* Start Data for the task *
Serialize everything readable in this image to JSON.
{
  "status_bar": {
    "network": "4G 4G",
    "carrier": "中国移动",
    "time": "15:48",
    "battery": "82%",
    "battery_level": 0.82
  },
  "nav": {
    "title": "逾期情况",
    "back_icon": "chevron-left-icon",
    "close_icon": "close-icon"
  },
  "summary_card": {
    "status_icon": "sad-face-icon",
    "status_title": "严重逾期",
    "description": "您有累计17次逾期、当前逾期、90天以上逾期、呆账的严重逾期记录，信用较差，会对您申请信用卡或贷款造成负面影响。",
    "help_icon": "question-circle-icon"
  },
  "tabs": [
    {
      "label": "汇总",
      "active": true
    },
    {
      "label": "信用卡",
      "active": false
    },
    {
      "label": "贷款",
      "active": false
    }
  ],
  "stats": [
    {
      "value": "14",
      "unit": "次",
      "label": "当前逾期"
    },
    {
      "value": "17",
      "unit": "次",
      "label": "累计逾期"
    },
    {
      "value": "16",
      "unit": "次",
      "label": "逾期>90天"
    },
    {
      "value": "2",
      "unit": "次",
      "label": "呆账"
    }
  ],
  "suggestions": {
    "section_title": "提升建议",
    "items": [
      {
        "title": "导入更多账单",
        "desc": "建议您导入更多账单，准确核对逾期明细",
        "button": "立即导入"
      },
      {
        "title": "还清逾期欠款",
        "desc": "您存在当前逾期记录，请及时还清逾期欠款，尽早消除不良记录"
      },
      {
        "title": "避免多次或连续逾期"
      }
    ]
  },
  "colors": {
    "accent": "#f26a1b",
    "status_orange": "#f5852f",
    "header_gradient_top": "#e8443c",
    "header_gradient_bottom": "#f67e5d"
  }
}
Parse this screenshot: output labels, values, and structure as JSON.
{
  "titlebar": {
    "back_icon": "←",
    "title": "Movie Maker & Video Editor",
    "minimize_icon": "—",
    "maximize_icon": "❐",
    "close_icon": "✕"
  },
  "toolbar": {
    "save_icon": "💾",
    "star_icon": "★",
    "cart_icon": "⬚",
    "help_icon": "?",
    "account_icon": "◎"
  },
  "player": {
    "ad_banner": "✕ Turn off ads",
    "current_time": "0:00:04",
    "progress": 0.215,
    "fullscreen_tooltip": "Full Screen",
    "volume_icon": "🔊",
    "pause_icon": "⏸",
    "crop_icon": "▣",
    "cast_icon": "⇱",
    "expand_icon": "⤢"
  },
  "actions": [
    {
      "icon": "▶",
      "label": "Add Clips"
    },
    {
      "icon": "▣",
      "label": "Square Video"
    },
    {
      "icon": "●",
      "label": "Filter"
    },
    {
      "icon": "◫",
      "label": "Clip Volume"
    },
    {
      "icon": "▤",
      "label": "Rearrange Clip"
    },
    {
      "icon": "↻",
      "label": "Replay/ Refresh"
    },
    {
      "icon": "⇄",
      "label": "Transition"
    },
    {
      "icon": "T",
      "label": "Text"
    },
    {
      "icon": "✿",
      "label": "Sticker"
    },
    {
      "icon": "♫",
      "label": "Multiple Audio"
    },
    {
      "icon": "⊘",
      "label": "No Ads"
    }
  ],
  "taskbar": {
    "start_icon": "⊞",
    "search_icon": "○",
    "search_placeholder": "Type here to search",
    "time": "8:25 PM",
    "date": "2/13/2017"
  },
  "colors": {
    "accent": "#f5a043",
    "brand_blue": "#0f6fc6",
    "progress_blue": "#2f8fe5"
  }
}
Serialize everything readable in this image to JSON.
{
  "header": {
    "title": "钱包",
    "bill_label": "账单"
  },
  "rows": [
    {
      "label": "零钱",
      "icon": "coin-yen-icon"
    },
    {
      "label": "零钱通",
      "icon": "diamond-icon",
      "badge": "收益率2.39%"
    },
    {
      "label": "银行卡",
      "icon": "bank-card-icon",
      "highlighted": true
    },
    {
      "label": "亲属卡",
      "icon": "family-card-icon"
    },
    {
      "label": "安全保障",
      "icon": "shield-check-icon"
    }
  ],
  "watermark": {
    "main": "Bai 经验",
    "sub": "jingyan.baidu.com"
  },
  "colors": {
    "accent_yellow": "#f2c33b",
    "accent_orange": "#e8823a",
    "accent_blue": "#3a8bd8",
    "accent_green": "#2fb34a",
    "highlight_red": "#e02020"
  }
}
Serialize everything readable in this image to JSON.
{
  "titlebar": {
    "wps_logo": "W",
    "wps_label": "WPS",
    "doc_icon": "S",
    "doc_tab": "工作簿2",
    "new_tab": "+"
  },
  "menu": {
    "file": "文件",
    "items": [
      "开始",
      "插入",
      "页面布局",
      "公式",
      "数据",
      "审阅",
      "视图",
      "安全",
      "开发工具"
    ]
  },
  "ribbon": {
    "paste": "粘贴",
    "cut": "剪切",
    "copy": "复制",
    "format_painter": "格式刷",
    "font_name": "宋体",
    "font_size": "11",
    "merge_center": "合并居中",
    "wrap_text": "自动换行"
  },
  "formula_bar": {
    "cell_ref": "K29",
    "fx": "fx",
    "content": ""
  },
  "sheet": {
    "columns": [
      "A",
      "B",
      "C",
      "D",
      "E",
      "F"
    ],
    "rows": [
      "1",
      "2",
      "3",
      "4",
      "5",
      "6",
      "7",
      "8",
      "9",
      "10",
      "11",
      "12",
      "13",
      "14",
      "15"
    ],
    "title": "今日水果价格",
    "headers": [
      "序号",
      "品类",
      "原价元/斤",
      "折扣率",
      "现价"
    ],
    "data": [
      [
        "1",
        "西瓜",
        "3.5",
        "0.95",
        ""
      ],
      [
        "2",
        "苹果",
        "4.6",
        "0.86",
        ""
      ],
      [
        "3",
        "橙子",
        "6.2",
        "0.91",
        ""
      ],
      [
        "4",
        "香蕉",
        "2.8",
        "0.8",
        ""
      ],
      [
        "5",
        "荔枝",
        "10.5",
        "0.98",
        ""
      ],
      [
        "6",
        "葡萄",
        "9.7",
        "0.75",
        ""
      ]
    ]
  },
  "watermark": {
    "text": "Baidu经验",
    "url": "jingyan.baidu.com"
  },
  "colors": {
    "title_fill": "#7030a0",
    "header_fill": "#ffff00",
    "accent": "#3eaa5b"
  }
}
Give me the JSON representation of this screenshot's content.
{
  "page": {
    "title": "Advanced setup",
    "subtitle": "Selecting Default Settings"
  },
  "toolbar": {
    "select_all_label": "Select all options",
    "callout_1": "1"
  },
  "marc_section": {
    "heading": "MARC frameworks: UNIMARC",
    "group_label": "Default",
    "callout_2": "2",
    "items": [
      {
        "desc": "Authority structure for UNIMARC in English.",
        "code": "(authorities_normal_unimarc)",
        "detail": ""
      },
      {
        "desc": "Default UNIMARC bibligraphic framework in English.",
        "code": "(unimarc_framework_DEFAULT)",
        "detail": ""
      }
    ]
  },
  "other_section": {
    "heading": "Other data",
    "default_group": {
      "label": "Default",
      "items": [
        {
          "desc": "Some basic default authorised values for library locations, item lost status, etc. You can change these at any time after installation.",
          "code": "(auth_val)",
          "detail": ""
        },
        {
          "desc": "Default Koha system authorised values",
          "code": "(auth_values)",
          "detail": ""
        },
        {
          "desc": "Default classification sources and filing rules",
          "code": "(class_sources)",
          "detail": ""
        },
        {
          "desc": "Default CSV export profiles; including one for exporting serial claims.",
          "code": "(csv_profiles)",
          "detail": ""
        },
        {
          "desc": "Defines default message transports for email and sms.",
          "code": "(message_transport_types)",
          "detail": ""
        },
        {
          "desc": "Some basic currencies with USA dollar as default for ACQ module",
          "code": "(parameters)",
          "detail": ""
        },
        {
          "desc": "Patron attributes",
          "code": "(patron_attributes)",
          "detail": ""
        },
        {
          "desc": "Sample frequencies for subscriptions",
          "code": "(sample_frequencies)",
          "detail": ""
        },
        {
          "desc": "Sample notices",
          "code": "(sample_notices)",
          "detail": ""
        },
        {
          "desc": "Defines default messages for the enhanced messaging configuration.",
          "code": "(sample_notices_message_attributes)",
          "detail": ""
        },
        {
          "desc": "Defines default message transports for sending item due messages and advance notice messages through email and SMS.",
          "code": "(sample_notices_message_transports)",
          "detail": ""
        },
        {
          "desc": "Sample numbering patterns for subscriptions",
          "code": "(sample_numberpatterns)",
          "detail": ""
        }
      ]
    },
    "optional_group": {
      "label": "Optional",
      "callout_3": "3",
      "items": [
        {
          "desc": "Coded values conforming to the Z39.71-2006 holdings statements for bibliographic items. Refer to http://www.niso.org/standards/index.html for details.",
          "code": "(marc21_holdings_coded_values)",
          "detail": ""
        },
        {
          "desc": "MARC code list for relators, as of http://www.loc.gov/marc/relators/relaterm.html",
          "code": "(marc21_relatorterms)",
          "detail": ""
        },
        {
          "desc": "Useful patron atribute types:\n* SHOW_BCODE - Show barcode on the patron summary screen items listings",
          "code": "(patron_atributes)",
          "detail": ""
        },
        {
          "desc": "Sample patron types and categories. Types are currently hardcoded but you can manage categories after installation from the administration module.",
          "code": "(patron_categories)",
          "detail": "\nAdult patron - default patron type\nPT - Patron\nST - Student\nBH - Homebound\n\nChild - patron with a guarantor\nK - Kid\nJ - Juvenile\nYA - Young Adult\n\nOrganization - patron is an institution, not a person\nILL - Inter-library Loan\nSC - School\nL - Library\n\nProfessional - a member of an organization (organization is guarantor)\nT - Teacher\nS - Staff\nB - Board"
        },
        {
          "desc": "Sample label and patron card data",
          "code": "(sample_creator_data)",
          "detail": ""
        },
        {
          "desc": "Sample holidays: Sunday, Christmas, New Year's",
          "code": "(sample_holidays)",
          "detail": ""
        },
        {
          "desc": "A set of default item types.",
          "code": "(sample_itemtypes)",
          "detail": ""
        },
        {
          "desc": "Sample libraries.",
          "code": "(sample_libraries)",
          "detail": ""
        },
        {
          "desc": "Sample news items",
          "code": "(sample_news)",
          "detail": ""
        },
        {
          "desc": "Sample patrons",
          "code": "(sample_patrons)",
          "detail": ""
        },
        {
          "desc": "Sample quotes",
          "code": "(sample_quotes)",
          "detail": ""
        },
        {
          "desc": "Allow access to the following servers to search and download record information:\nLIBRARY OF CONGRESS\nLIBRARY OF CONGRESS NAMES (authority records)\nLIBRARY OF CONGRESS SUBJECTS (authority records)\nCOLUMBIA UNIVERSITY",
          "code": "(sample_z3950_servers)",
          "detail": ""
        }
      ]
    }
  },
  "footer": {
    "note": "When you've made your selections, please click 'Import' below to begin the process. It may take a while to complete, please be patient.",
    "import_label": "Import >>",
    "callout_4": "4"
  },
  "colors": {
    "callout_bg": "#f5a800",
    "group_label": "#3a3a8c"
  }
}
* End Data for the task *
§ **To be done**
Look through the material above and work out how many of its lines contain "heading". State the number only.

§ **Full response**
2